__Set problem__: Leaving out all images, write out the records that follow exactly.

__Materials provided__:
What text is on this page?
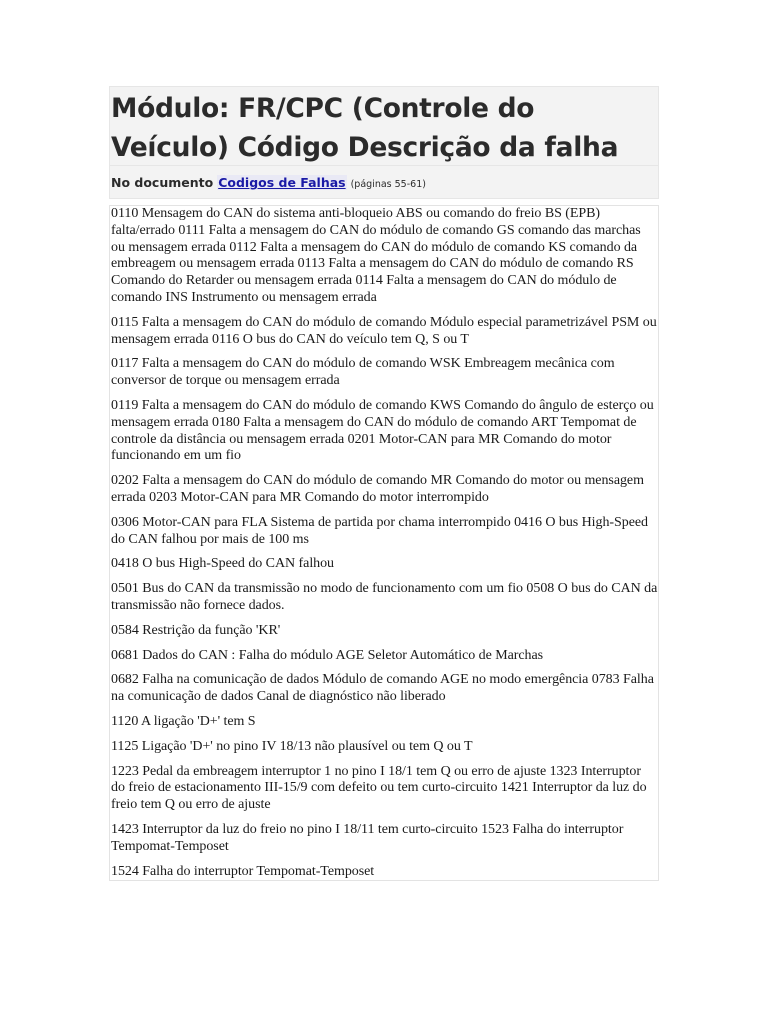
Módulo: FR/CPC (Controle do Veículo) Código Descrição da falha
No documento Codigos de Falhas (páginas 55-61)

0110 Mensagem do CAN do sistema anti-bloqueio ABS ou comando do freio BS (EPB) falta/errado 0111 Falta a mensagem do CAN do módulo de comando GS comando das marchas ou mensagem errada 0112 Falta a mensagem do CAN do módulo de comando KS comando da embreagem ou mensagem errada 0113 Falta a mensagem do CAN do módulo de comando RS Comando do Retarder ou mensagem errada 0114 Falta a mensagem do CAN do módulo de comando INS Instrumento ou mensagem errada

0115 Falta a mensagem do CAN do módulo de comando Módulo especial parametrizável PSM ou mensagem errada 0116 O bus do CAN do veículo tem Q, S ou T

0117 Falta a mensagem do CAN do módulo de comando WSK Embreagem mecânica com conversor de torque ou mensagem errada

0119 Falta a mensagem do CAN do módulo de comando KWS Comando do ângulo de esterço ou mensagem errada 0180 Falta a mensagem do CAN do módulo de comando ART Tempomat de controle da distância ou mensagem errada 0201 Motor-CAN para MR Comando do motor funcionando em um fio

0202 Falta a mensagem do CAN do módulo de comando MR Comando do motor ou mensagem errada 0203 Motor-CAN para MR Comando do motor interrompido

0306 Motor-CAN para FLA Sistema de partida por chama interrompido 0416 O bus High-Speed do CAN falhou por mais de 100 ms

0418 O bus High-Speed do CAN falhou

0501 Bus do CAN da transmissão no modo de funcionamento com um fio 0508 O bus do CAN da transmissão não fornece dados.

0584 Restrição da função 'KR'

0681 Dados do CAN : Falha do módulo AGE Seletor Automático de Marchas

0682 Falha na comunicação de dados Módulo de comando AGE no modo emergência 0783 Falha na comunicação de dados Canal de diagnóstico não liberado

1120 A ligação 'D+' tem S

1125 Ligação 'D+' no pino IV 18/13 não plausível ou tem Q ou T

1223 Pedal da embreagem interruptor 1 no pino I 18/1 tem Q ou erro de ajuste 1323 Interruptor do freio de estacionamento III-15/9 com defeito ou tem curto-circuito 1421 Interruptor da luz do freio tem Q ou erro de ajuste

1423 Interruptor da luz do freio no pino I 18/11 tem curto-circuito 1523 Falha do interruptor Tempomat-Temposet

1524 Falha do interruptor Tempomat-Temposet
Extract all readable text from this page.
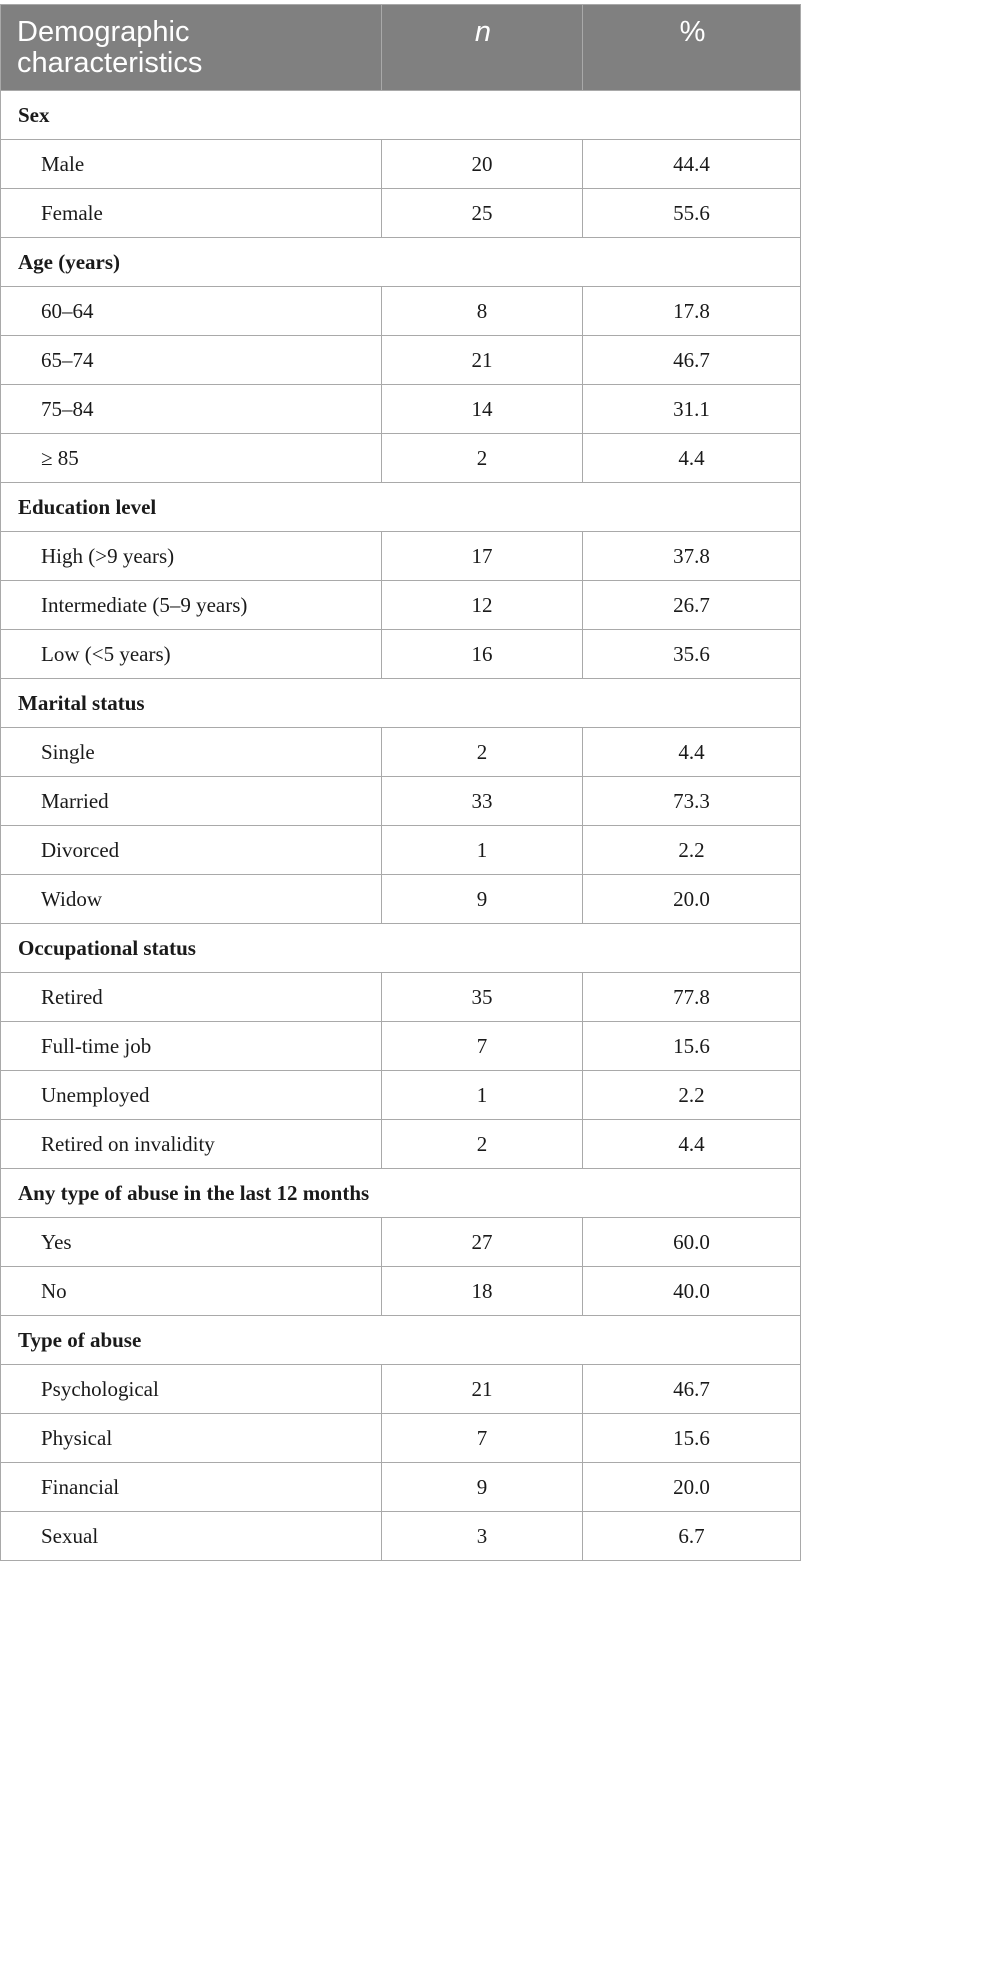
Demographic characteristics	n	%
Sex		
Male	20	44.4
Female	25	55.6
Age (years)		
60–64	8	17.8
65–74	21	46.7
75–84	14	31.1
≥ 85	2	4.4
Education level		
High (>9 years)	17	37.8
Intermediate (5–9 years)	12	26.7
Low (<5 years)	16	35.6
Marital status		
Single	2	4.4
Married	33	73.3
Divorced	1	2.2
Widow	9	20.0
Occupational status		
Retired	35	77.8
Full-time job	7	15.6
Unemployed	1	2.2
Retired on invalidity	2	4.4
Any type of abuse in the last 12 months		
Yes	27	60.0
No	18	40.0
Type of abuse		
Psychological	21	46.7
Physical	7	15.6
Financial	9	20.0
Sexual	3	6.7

__Reply__:
What text is on this page?
Módulo: FR/CPC (Controle do Veículo) Código Descrição da falha
No documento Codigos de Falhas (páginas 55-61)

0110 Mensagem do CAN do sistema anti-bloqueio ABS ou comando do freio BS (EPB) falta/errado 0111 Falta a mensagem do CAN do módulo de comando GS comando das marchas ou mensagem errada 0112 Falta a mensagem do CAN do módulo de comando KS comando da embreagem ou mensagem errada 0113 Falta a mensagem do CAN do módulo de comando RS Comando do Retarder ou mensagem errada 0114 Falta a mensagem do CAN do módulo de comando INS Instrumento ou mensagem errada

0115 Falta a mensagem do CAN do módulo de comando Módulo especial parametrizável PSM ou mensagem errada 0116 O bus do CAN do veículo tem Q, S ou T

0117 Falta a mensagem do CAN do módulo de comando WSK Embreagem mecânica com conversor de torque ou mensagem errada

0119 Falta a mensagem do CAN do módulo de comando KWS Comando do ângulo de esterço ou mensagem errada 0180 Falta a mensagem do CAN do módulo de comando ART Tempomat de controle da distância ou mensagem errada 0201 Motor-CAN para MR Comando do motor funcionando em um fio

0202 Falta a mensagem do CAN do módulo de comando MR Comando do motor ou mensagem errada 0203 Motor-CAN para MR Comando do motor interrompido

0306 Motor-CAN para FLA Sistema de partida por chama interrompido 0416 O bus High-Speed do CAN falhou por mais de 100 ms

0418 O bus High-Speed do CAN falhou

0501 Bus do CAN da transmissão no modo de funcionamento com um fio 0508 O bus do CAN da transmissão não fornece dados.

0584 Restrição da função 'KR'

0681 Dados do CAN : Falha do módulo AGE Seletor Automático de Marchas

0682 Falha na comunicação de dados Módulo de comando AGE no modo emergência 0783 Falha na comunicação de dados Canal de diagnóstico não liberado

1120 A ligação 'D+' tem S

1125 Ligação 'D+' no pino IV 18/13 não plausível ou tem Q ou T

1223 Pedal da embreagem interruptor 1 no pino I 18/1 tem Q ou erro de ajuste 1323 Interruptor do freio de estacionamento III-15/9 com defeito ou tem curto-circuito 1421 Interruptor da luz do freio tem Q ou erro de ajuste

1423 Interruptor da luz do freio no pino I 18/11 tem curto-circuito 1523 Falha do interruptor Tempomat-Temposet

1524 Falha do interruptor Tempomat-Temposet
Extract all readable text from this page.
Demographic characteristics	n	%
Sex		
Male	20	44.4
Female	25	55.6
Age (years)		
60–64	8	17.8
65–74	21	46.7
75–84	14	31.1
≥ 85	2	4.4
Education level		
High (>9 years)	17	37.8
Intermediate (5–9 years)	12	26.7
Low (<5 years)	16	35.6
Marital status		
Single	2	4.4
Married	33	73.3
Divorced	1	2.2
Widow	9	20.0
Occupational status		
Retired	35	77.8
Full-time job	7	15.6
Unemployed	1	2.2
Retired on invalidity	2	4.4
Any type of abuse in the last 12 months		
Yes	27	60.0
No	18	40.0
Type of abuse		
Psychological	21	46.7
Physical	7	15.6
Financial	9	20.0
Sexual	3	6.7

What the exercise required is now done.